• [SUPPLIED INFORMATION]:
=-=-=
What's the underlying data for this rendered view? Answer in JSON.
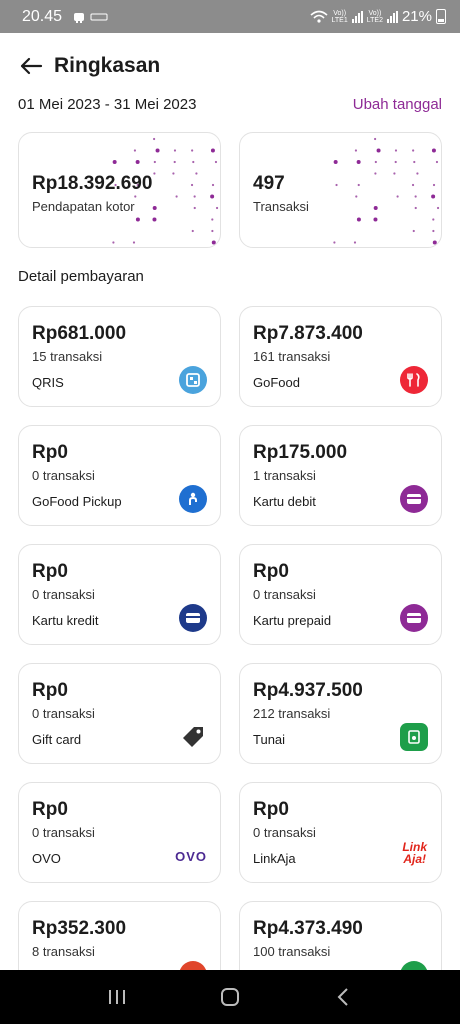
{
  "status_bar": {
    "time": "20.45",
    "net1": "Vo))",
    "net1b": "LTE1",
    "net2": "Vo))",
    "net2b": "LTE2",
    "battery": "21%"
  },
  "header": {
    "title": "Ringkasan"
  },
  "date_range": {
    "text": "01 Mei 2023 - 31 Mei 2023",
    "change_label": "Ubah tanggal"
  },
  "summary": [
    {
      "value": "Rp18.392.690",
      "label": "Pendapatan kotor"
    },
    {
      "value": "497",
      "label": "Transaksi"
    }
  ],
  "section_title": "Detail pembayaran",
  "payments": [
    {
      "amount": "Rp681.000",
      "count": "15 transaksi",
      "name": "QRIS",
      "icon": "qris-icon",
      "color": "#4aa3dd"
    },
    {
      "amount": "Rp7.873.400",
      "count": "161 transaksi",
      "name": "GoFood",
      "icon": "gofood-icon",
      "color": "#ee2737"
    },
    {
      "amount": "Rp0",
      "count": "0 transaksi",
      "name": "GoFood Pickup",
      "icon": "pickup-icon",
      "color": "#1f6fd1"
    },
    {
      "amount": "Rp175.000",
      "count": "1 transaksi",
      "name": "Kartu debit",
      "icon": "card-icon",
      "color": "#8e2a96"
    },
    {
      "amount": "Rp0",
      "count": "0 transaksi",
      "name": "Kartu kredit",
      "icon": "card-icon",
      "color": "#1e3a8a"
    },
    {
      "amount": "Rp0",
      "count": "0 transaksi",
      "name": "Kartu prepaid",
      "icon": "card-icon",
      "color": "#8e2a96"
    },
    {
      "amount": "Rp0",
      "count": "0 transaksi",
      "name": "Gift card",
      "icon": "tag-icon",
      "color": "#333333"
    },
    {
      "amount": "Rp4.937.500",
      "count": "212 transaksi",
      "name": "Tunai",
      "icon": "cash-icon",
      "color": "#1e9e4a"
    },
    {
      "amount": "Rp0",
      "count": "0 transaksi",
      "name": "OVO",
      "icon": "ovo-logo",
      "logo_text": "OVO"
    },
    {
      "amount": "Rp0",
      "count": "0 transaksi",
      "name": "LinkAja",
      "icon": "linkaja-logo",
      "logo_text1": "Link",
      "logo_text2": "Aja!"
    },
    {
      "amount": "Rp352.300",
      "count": "8 transaksi",
      "name": "",
      "icon": "shop-icon",
      "color": "#e0452b"
    },
    {
      "amount": "Rp4.373.490",
      "count": "100 transaksi",
      "name": "",
      "icon": "wallet-icon",
      "color": "#1e9e4a"
    }
  ]
}
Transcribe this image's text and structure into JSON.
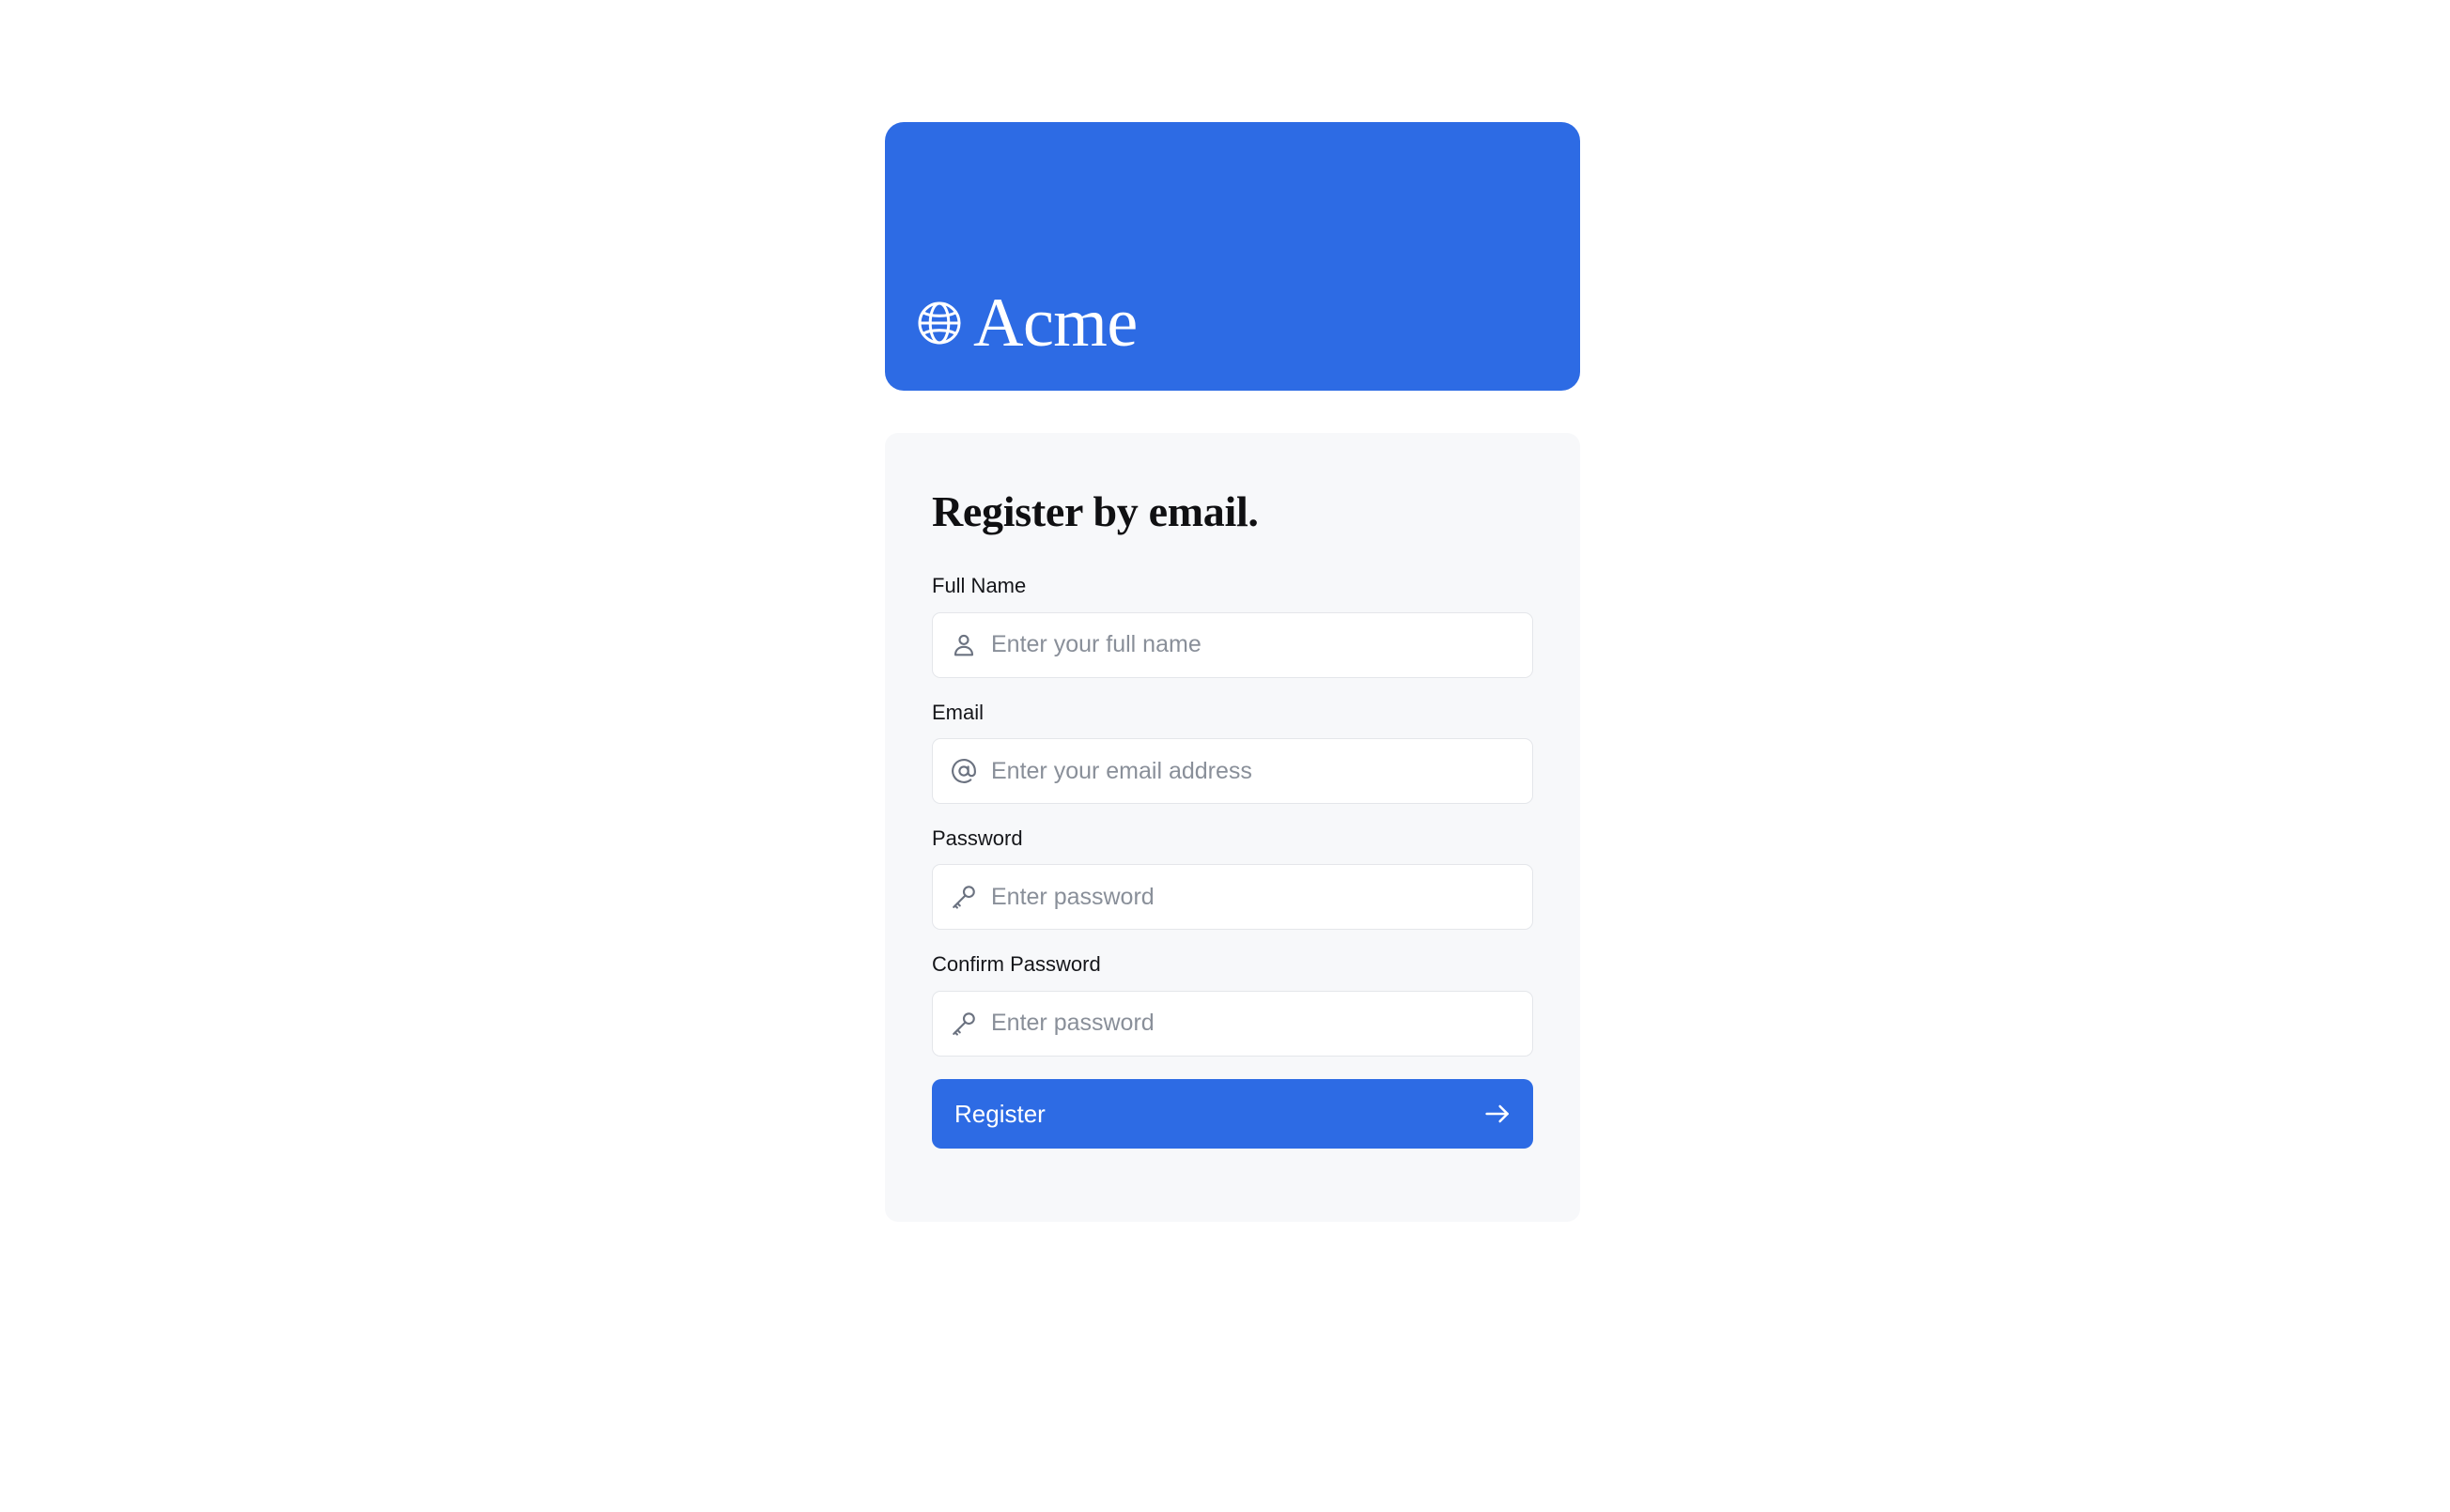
=-=-=
Print the records above exactly as they stand, but leave out the pictures.

What's the underlying data for this rendered view? Answer in JSON.
{
  "status_bar": {
    "time": "20.45",
    "net1": "Vo))",
    "net1b": "LTE1",
    "net2": "Vo))",
    "net2b": "LTE2",
    "battery": "21%"
  },
  "header": {
    "title": "Ringkasan"
  },
  "date_range": {
    "text": "01 Mei 2023 - 31 Mei 2023",
    "change_label": "Ubah tanggal"
  },
  "summary": [
    {
      "value": "Rp18.392.690",
      "label": "Pendapatan kotor"
    },
    {
      "value": "497",
      "label": "Transaksi"
    }
  ],
  "section_title": "Detail pembayaran",
  "payments": [
    {
      "amount": "Rp681.000",
      "count": "15 transaksi",
      "name": "QRIS",
      "icon": "qris-icon",
      "color": "#4aa3dd"
    },
    {
      "amount": "Rp7.873.400",
      "count": "161 transaksi",
      "name": "GoFood",
      "icon": "gofood-icon",
      "color": "#ee2737"
    },
    {
      "amount": "Rp0",
      "count": "0 transaksi",
      "name": "GoFood Pickup",
      "icon": "pickup-icon",
      "color": "#1f6fd1"
    },
    {
      "amount": "Rp175.000",
      "count": "1 transaksi",
      "name": "Kartu debit",
      "icon": "card-icon",
      "color": "#8e2a96"
    },
    {
      "amount": "Rp0",
      "count": "0 transaksi",
      "name": "Kartu kredit",
      "icon": "card-icon",
      "color": "#1e3a8a"
    },
    {
      "amount": "Rp0",
      "count": "0 transaksi",
      "name": "Kartu prepaid",
      "icon": "card-icon",
      "color": "#8e2a96"
    },
    {
      "amount": "Rp0",
      "count": "0 transaksi",
      "name": "Gift card",
      "icon": "tag-icon",
      "color": "#333333"
    },
    {
      "amount": "Rp4.937.500",
      "count": "212 transaksi",
      "name": "Tunai",
      "icon": "cash-icon",
      "color": "#1e9e4a"
    },
    {
      "amount": "Rp0",
      "count": "0 transaksi",
      "name": "OVO",
      "icon": "ovo-logo",
      "logo_text": "OVO"
    },
    {
      "amount": "Rp0",
      "count": "0 transaksi",
      "name": "LinkAja",
      "icon": "linkaja-logo",
      "logo_text1": "Link",
      "logo_text2": "Aja!"
    },
    {
      "amount": "Rp352.300",
      "count": "8 transaksi",
      "name": "",
      "icon": "shop-icon",
      "color": "#e0452b"
    },
    {
      "amount": "Rp4.373.490",
      "count": "100 transaksi",
      "name": "",
      "icon": "wallet-icon",
      "color": "#1e9e4a"
    }
  ]
}
Transcribe this image's text and structure into JSON.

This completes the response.